Given exercise> Determine which lines contain the word "warn", then copy those lines.

Record excerpts>

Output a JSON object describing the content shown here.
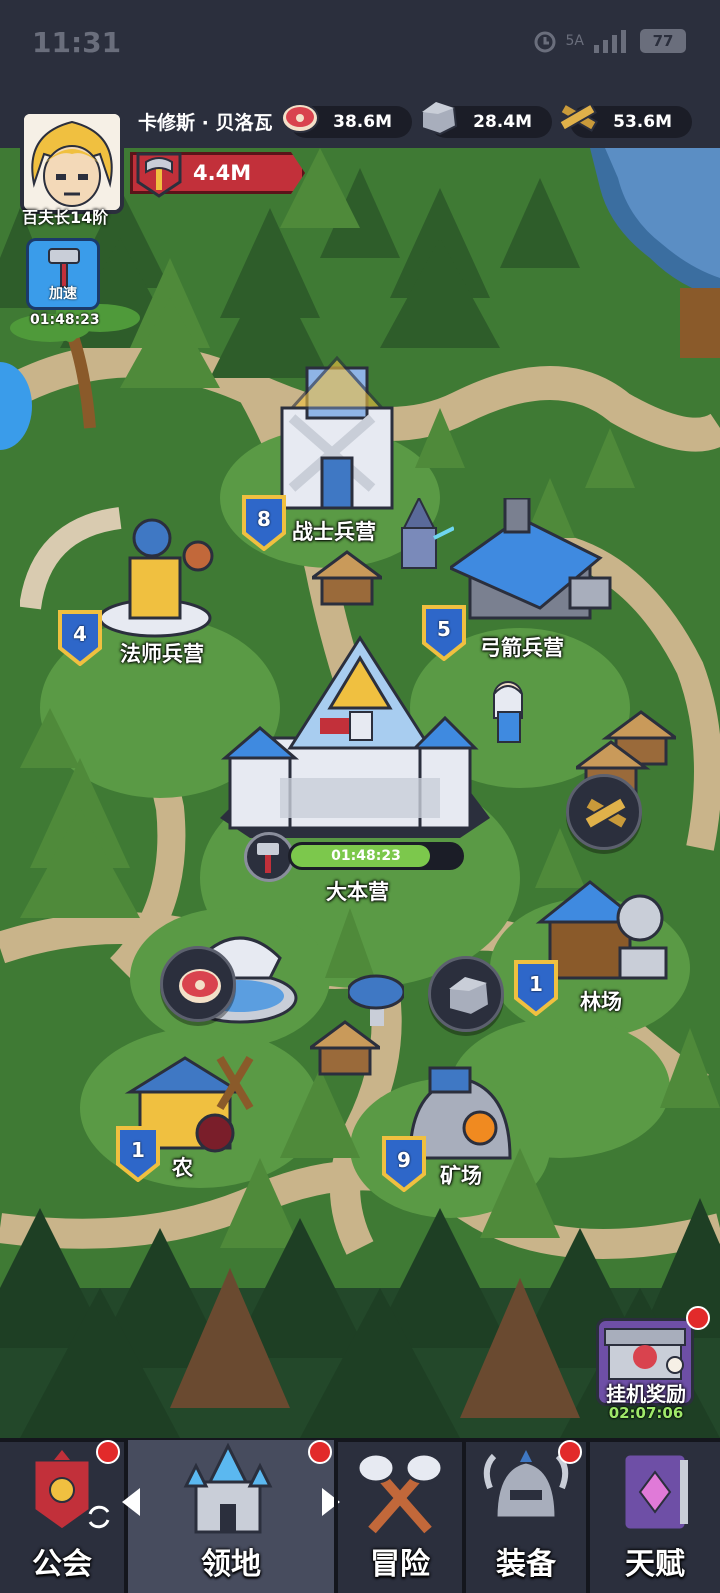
{
  "status_bar": {
    "time": "11:31",
    "network": "5A",
    "battery": "77"
  },
  "player": {
    "name": "卡修斯 · 贝洛瓦",
    "rank": "百夫长14阶",
    "power": "4.4M"
  },
  "resources": [
    {
      "name": "meat-icon",
      "value": "38.6M"
    },
    {
      "name": "stone-icon",
      "value": "28.4M"
    },
    {
      "name": "wood-icon",
      "value": "53.6M"
    }
  ],
  "boost": {
    "label": "加速",
    "timer": "01:48:23"
  },
  "buildings": {
    "warrior": {
      "label": "战士兵营",
      "level": "8"
    },
    "mage": {
      "label": "法师兵营",
      "level": "4"
    },
    "archer": {
      "label": "弓箭兵营",
      "level": "5"
    },
    "hq": {
      "label": "大本营",
      "timer": "01:48:23",
      "progress": 0.82
    },
    "lumber": {
      "label": "林场",
      "level": "1"
    },
    "farm": {
      "label": "农",
      "level": "1"
    },
    "mine": {
      "label": "矿场",
      "level": "9"
    }
  },
  "idle_reward": {
    "label": "挂机奖励",
    "timer": "02:07:06"
  },
  "nav": {
    "guild": "公会",
    "territory": "领地",
    "adventure": "冒险",
    "equipment": "装备",
    "talent": "天赋"
  },
  "colors": {
    "accent_red": "#c2303a",
    "progress_green": "#7cc84c",
    "panel_dark": "#2b2f3d",
    "badge_blue": "#2e67c9"
  }
}
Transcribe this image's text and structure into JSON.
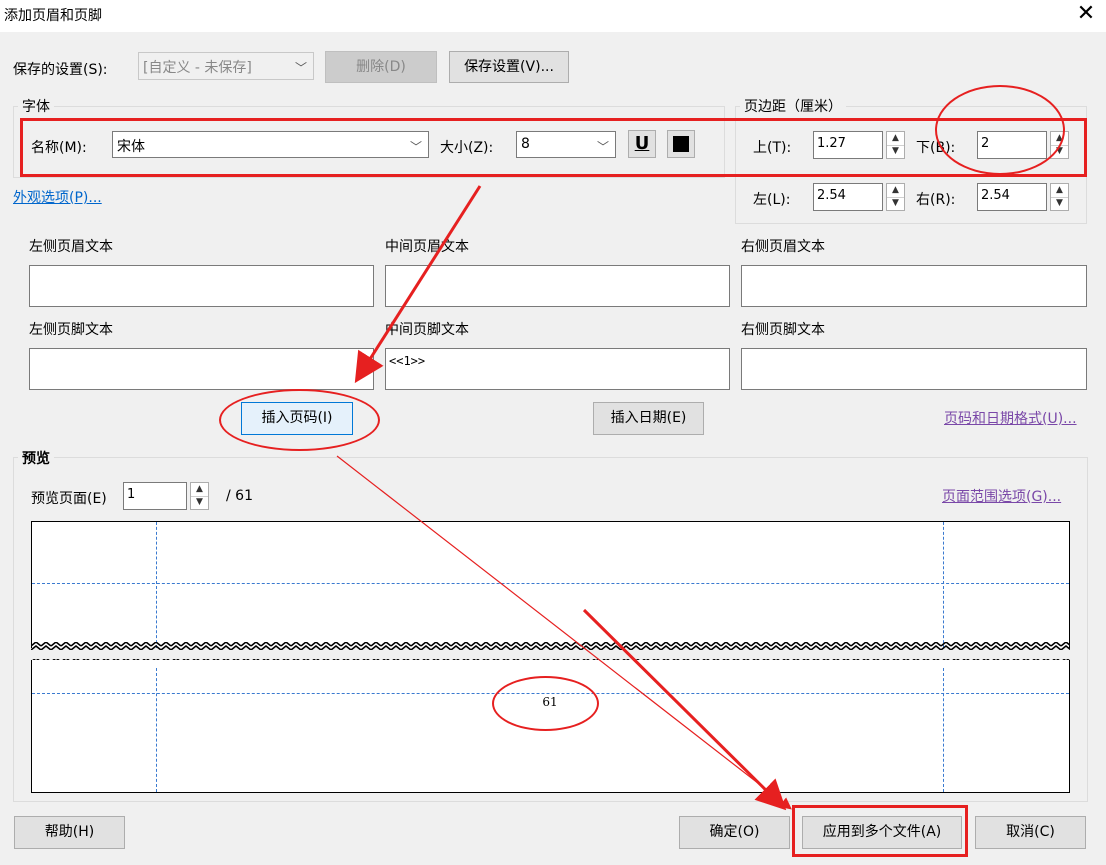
{
  "window": {
    "title": "添加页眉和页脚",
    "close_glyph": "✕"
  },
  "saved_settings": {
    "label": "保存的设置(S):",
    "value": "[自定义 - 未保存]",
    "delete_label": "删除(D)",
    "save_label": "保存设置(V)..."
  },
  "font": {
    "group_title": "字体",
    "name_label": "名称(M):",
    "name_value": "宋体",
    "size_label": "大小(Z):",
    "size_value": "8",
    "underline_glyph": "U"
  },
  "appearance_link": "外观选项(P)...",
  "margins": {
    "group_title": "页边距（厘米）",
    "top_label": "上(T):",
    "top_value": "1.27",
    "bottom_label": "下(B):",
    "bottom_value": "2",
    "left_label": "左(L):",
    "left_value": "2.54",
    "right_label": "右(R):",
    "right_value": "2.54"
  },
  "header_footer": {
    "left_header_label": "左侧页眉文本",
    "center_header_label": "中间页眉文本",
    "right_header_label": "右侧页眉文本",
    "left_footer_label": "左侧页脚文本",
    "center_footer_label": "中间页脚文本",
    "right_footer_label": "右侧页脚文本",
    "center_footer_value": "<<1>>"
  },
  "insert_page_label": "插入页码(I)",
  "insert_date_label": "插入日期(E)",
  "format_link": "页码和日期格式(U)...",
  "preview": {
    "group_title": "预览",
    "page_label": "预览页面(E)",
    "page_value": "1",
    "total": "/ 61",
    "range_link": "页面范围选项(G)...",
    "footer_number": "61"
  },
  "buttons": {
    "help": "帮助(H)",
    "ok": "确定(O)",
    "apply_multiple": "应用到多个文件(A)",
    "cancel": "取消(C)"
  },
  "colors": {
    "annotation_red": "#e62020",
    "guide_blue": "#3a7ad0",
    "link_blue": "#0066cc"
  }
}
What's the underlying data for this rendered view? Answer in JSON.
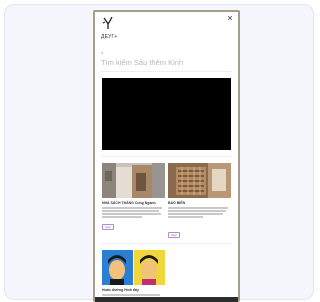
{
  "header": {
    "logo_text": "ДЕУГ+"
  },
  "nav": {
    "back_label": "◂"
  },
  "page": {
    "title": "Tìm kiếm Sâu thêm Kinh"
  },
  "tiles": [
    {
      "title": "NHÀ SÁCH THÁNG Cung Ngạnh",
      "more_label": "Xem"
    },
    {
      "title": "BÁO BIẾN",
      "more_label": "Xem"
    },
    {
      "title": "Huấn đường Hình đấy"
    }
  ],
  "colors": {
    "device_frame": "#a89c8c",
    "accent": "#8a5aa8",
    "video": "#000000"
  },
  "icons": [
    "close-icon",
    "logo-mark-icon"
  ]
}
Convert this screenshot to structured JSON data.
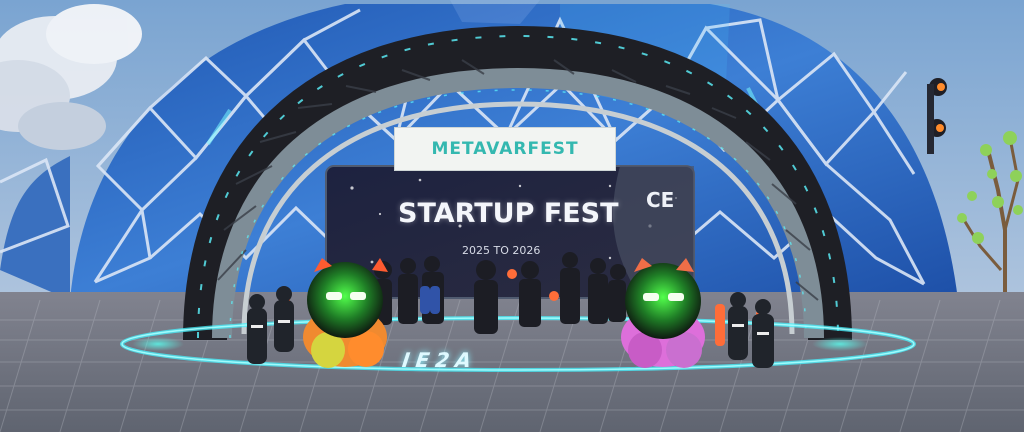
{
  "scene": {
    "banner_text": "METAVARFEST",
    "screen_title": "STARTUP FEST",
    "screen_subtitle": "2025 TO 2026",
    "screen_corner_text": "CE",
    "floor_text": "IE2A"
  },
  "colors": {
    "sky": "#8fb0cf",
    "dome_blue": "#2c5fb8",
    "dome_frame": "#dfe9f8",
    "arch": "#6c7b86",
    "neon_teal": "#34d3d0",
    "neon_green": "#3cff60",
    "ground": "#6f7481"
  },
  "icons": [
    "dome-icon",
    "arch-icon",
    "screen-icon",
    "robot-icon",
    "tree-icon",
    "spotlight-icon",
    "cloud-icon",
    "crowd-icon"
  ]
}
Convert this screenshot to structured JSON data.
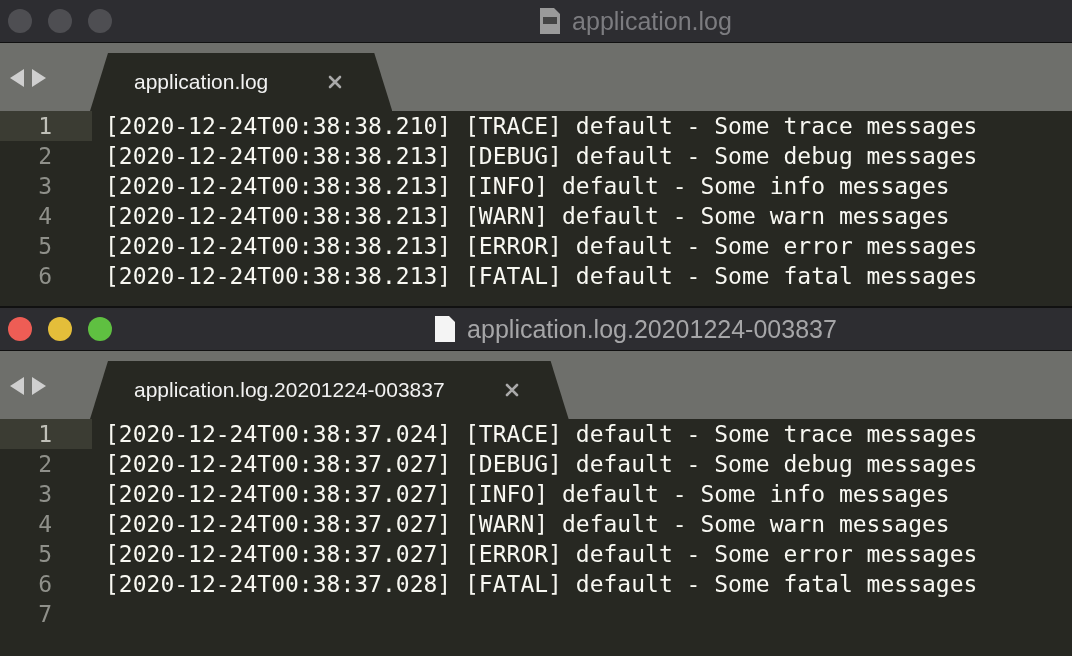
{
  "windows": [
    {
      "active": false,
      "title": "application.log",
      "tabs": [
        {
          "label": "application.log",
          "selected": true
        }
      ],
      "lines": [
        {
          "number": "1",
          "text": "[2020-12-24T00:38:38.210] [TRACE] default - Some trace messages",
          "current": true
        },
        {
          "number": "2",
          "text": "[2020-12-24T00:38:38.213] [DEBUG] default - Some debug messages",
          "current": false
        },
        {
          "number": "3",
          "text": "[2020-12-24T00:38:38.213] [INFO] default - Some info messages",
          "current": false
        },
        {
          "number": "4",
          "text": "[2020-12-24T00:38:38.213] [WARN] default - Some warn messages",
          "current": false
        },
        {
          "number": "5",
          "text": "[2020-12-24T00:38:38.213] [ERROR] default - Some error messages",
          "current": false
        },
        {
          "number": "6",
          "text": "[2020-12-24T00:38:38.213] [FATAL] default - Some fatal messages",
          "current": false
        }
      ]
    },
    {
      "active": true,
      "title": "application.log.20201224-003837",
      "tabs": [
        {
          "label": "application.log.20201224-003837",
          "selected": true
        }
      ],
      "lines": [
        {
          "number": "1",
          "text": "[2020-12-24T00:38:37.024] [TRACE] default - Some trace messages",
          "current": true
        },
        {
          "number": "2",
          "text": "[2020-12-24T00:38:37.027] [DEBUG] default - Some debug messages",
          "current": false
        },
        {
          "number": "3",
          "text": "[2020-12-24T00:38:37.027] [INFO] default - Some info messages",
          "current": false
        },
        {
          "number": "4",
          "text": "[2020-12-24T00:38:37.027] [WARN] default - Some warn messages",
          "current": false
        },
        {
          "number": "5",
          "text": "[2020-12-24T00:38:37.027] [ERROR] default - Some error messages",
          "current": false
        },
        {
          "number": "6",
          "text": "[2020-12-24T00:38:37.028] [FATAL] default - Some fatal messages",
          "current": false
        },
        {
          "number": "7",
          "current": false
        }
      ]
    }
  ]
}
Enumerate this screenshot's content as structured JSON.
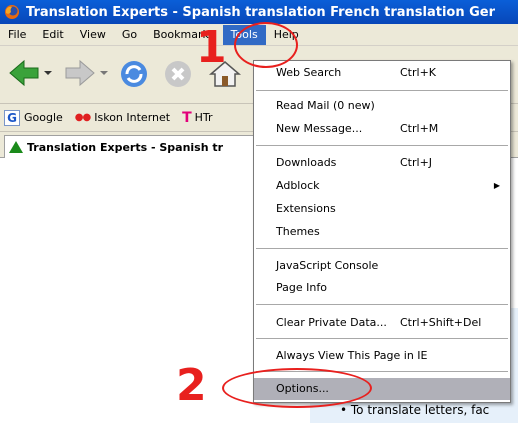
{
  "window": {
    "title": "Translation Experts - Spanish translation French translation Ger"
  },
  "menubar": {
    "items": [
      "File",
      "Edit",
      "View",
      "Go",
      "Bookmarks",
      "Tools",
      "Help"
    ],
    "active": "Tools"
  },
  "toolbar": {
    "icons": [
      "back-arrow-icon",
      "forward-arrow-icon",
      "reload-icon",
      "stop-icon",
      "home-icon"
    ]
  },
  "bookmarks": {
    "items": [
      {
        "label": "Google",
        "icon": "google-icon"
      },
      {
        "label": "Iskon Internet",
        "icon": "iskon-icon"
      },
      {
        "label": "HTr",
        "icon": "t-mobile-icon"
      }
    ]
  },
  "tab": {
    "label": "Translation Experts - Spanish tr"
  },
  "tools_menu": {
    "items": [
      {
        "label": "Web Search",
        "shortcut": "Ctrl+K"
      },
      {
        "label": "Read Mail (0 new)",
        "shortcut": ""
      },
      {
        "label": "New Message...",
        "shortcut": "Ctrl+M"
      },
      {
        "label": "Downloads",
        "shortcut": "Ctrl+J"
      },
      {
        "label": "Adblock",
        "shortcut": ""
      },
      {
        "label": "Extensions",
        "shortcut": ""
      },
      {
        "label": "Themes",
        "shortcut": ""
      },
      {
        "label": "JavaScript Console",
        "shortcut": ""
      },
      {
        "label": "Page Info",
        "shortcut": ""
      },
      {
        "label": "Clear Private Data...",
        "shortcut": "Ctrl+Shift+Del"
      },
      {
        "label": "Always View This Page in IE",
        "shortcut": ""
      },
      {
        "label": "Options...",
        "shortcut": ""
      }
    ],
    "highlighted": "Options..."
  },
  "page": {
    "bullet_text": "• To translate letters, fac",
    "edge_chars": [
      "s",
      "s"
    ]
  },
  "annotations": {
    "step1": "1",
    "step2": "2",
    "color": "#e8201e"
  }
}
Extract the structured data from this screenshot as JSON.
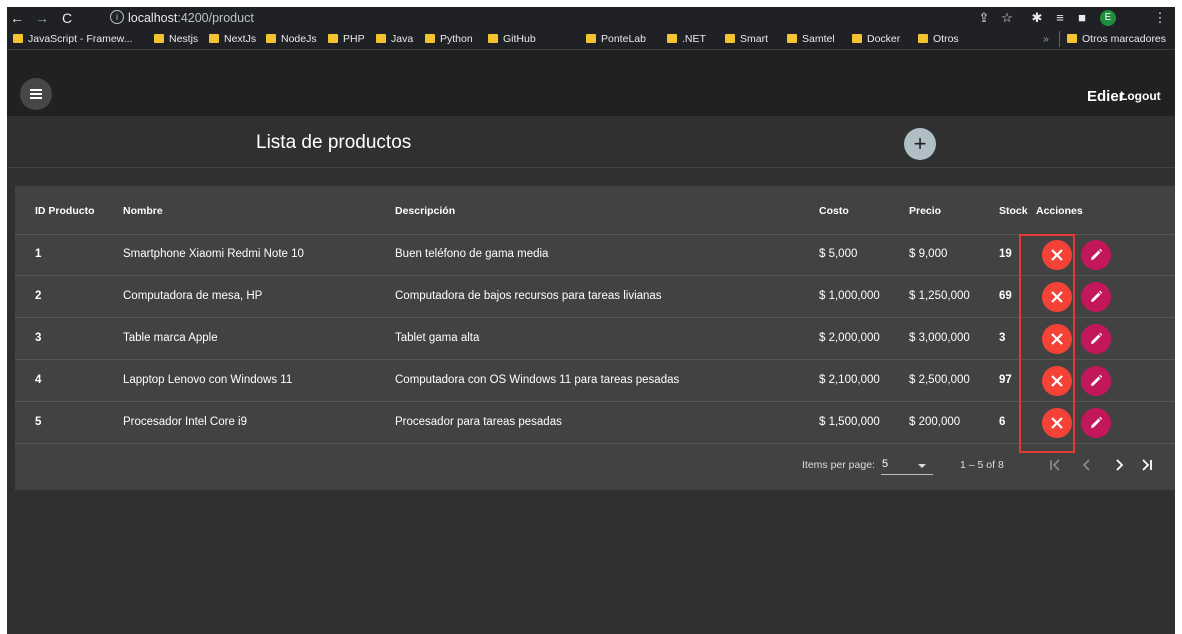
{
  "browser": {
    "url_host": "localhost",
    "url_rest": ":4200/product",
    "profile_initial": "E"
  },
  "bookmarks": {
    "items": [
      "JavaScript - Framew...",
      "Nestjs",
      "NextJs",
      "NodeJs",
      "PHP",
      "Java",
      "Python",
      "GitHub",
      "PonteLab",
      ".NET",
      "Smart",
      "Samtel",
      "Docker",
      "Otros"
    ],
    "overflow": "»",
    "other": "Otros marcadores"
  },
  "toolbar": {
    "username": "Edier",
    "logout_label": "Logout"
  },
  "page": {
    "title": "Lista de productos",
    "add_label": "+"
  },
  "table": {
    "headers": {
      "id": "ID Producto",
      "name": "Nombre",
      "description": "Descripción",
      "cost": "Costo",
      "price": "Precio",
      "stock": "Stock",
      "actions": "Acciones"
    },
    "rows": [
      {
        "id": "1",
        "name": "Smartphone Xiaomi Redmi Note 10",
        "description": "Buen teléfono de gama media",
        "cost": "$ 5,000",
        "price": "$ 9,000",
        "stock": "19"
      },
      {
        "id": "2",
        "name": "Computadora de mesa, HP",
        "description": "Computadora de bajos recursos para tareas livianas",
        "cost": "$ 1,000,000",
        "price": "$ 1,250,000",
        "stock": "69"
      },
      {
        "id": "3",
        "name": "Table marca Apple",
        "description": "Tablet gama alta",
        "cost": "$ 2,000,000",
        "price": "$ 3,000,000",
        "stock": "3"
      },
      {
        "id": "4",
        "name": "Lapptop Lenovo con Windows 11",
        "description": "Computadora con OS Windows 11 para tareas pesadas",
        "cost": "$ 2,100,000",
        "price": "$ 2,500,000",
        "stock": "97"
      },
      {
        "id": "5",
        "name": "Procesador Intel Core i9",
        "description": "Procesador para tareas pesadas",
        "cost": "$ 1,500,000",
        "price": "$ 200,000",
        "stock": "6"
      }
    ]
  },
  "paginator": {
    "items_per_page_label": "Items per page:",
    "items_per_page_value": "5",
    "range_label": "1 – 5 of 8"
  },
  "colors": {
    "delete": "#f44336",
    "edit": "#c2185b",
    "highlight": "#e53935"
  }
}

Answer to the problem>
          "text": "[2020-12-24T00:38:38.213] [WARN] default - Some warn messages",
          "text": "[2020-12-24T00:38:37.027] [WARN] default - Some warn messages",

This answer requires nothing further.